___ Information given

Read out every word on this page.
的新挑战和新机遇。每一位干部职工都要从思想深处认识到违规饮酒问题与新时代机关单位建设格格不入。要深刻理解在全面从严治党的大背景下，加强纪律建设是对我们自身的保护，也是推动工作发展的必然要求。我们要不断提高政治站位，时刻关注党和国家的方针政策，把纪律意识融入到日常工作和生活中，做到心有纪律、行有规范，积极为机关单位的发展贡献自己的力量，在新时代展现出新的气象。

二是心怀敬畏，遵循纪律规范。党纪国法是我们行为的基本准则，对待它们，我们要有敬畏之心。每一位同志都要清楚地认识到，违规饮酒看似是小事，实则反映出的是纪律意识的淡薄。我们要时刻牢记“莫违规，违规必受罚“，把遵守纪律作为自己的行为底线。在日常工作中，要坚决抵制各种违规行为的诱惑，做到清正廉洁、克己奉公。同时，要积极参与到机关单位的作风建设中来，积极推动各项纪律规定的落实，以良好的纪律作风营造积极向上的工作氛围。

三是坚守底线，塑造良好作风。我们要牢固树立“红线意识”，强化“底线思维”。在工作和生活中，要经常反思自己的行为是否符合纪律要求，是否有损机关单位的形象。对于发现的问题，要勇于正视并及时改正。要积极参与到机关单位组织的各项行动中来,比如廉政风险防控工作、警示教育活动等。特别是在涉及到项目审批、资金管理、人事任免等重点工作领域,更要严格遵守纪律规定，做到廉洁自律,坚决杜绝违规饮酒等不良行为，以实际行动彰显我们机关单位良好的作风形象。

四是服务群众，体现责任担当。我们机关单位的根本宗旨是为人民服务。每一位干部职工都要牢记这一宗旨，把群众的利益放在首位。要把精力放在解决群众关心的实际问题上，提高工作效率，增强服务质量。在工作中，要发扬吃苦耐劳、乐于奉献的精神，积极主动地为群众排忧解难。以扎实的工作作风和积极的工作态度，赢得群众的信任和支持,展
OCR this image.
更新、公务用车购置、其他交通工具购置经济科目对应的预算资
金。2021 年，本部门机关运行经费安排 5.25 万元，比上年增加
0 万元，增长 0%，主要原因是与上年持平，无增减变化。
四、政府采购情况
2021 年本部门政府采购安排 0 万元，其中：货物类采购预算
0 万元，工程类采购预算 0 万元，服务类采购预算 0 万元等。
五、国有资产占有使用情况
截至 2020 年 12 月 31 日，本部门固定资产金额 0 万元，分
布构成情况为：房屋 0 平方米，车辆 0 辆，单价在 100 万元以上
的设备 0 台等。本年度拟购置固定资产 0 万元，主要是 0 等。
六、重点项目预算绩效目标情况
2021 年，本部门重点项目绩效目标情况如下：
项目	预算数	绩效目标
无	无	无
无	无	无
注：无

______

What is expected
Search the preceding listing for the word "this" and pull out every line that holds it.

Response
Read out every word on this page.
OCR this image.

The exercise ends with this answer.